** begin INPUT ROWS **

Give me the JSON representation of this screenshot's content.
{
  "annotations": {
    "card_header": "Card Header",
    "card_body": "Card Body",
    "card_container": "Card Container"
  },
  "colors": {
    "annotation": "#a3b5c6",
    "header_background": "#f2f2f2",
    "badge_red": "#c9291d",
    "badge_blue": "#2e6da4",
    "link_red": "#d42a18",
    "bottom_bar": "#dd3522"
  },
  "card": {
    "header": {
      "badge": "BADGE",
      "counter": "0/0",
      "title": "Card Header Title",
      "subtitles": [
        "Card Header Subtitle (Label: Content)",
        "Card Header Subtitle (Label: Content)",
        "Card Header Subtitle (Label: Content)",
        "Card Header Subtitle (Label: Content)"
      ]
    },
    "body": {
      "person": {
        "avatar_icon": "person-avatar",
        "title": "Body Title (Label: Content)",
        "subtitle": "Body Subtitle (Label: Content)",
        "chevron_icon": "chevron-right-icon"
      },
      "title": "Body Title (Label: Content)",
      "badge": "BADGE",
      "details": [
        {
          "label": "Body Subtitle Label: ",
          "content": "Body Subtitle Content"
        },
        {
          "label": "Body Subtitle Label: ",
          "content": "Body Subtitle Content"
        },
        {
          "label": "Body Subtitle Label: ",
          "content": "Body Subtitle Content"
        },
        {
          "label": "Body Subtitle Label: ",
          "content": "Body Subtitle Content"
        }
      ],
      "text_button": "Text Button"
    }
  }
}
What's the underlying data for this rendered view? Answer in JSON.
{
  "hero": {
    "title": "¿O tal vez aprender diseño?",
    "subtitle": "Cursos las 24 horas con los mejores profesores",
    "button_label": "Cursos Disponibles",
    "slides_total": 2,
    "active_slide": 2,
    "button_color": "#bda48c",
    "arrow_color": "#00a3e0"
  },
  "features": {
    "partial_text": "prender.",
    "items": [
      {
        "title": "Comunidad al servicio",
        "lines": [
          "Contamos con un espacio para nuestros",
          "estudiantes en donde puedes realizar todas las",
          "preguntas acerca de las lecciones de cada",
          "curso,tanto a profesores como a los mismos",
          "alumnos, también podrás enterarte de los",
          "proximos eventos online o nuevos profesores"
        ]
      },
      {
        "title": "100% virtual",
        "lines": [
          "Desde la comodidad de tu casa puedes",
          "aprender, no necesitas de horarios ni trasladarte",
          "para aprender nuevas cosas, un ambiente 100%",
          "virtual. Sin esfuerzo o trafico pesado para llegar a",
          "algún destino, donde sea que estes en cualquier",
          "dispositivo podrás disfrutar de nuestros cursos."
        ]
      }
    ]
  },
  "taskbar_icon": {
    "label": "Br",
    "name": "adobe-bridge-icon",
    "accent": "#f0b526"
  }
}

** end INPUT ROWS **

BRIEF
Across all the entries, count the lines that contain the word "para" and give the number by itself.

EXERCISE ANSWER
3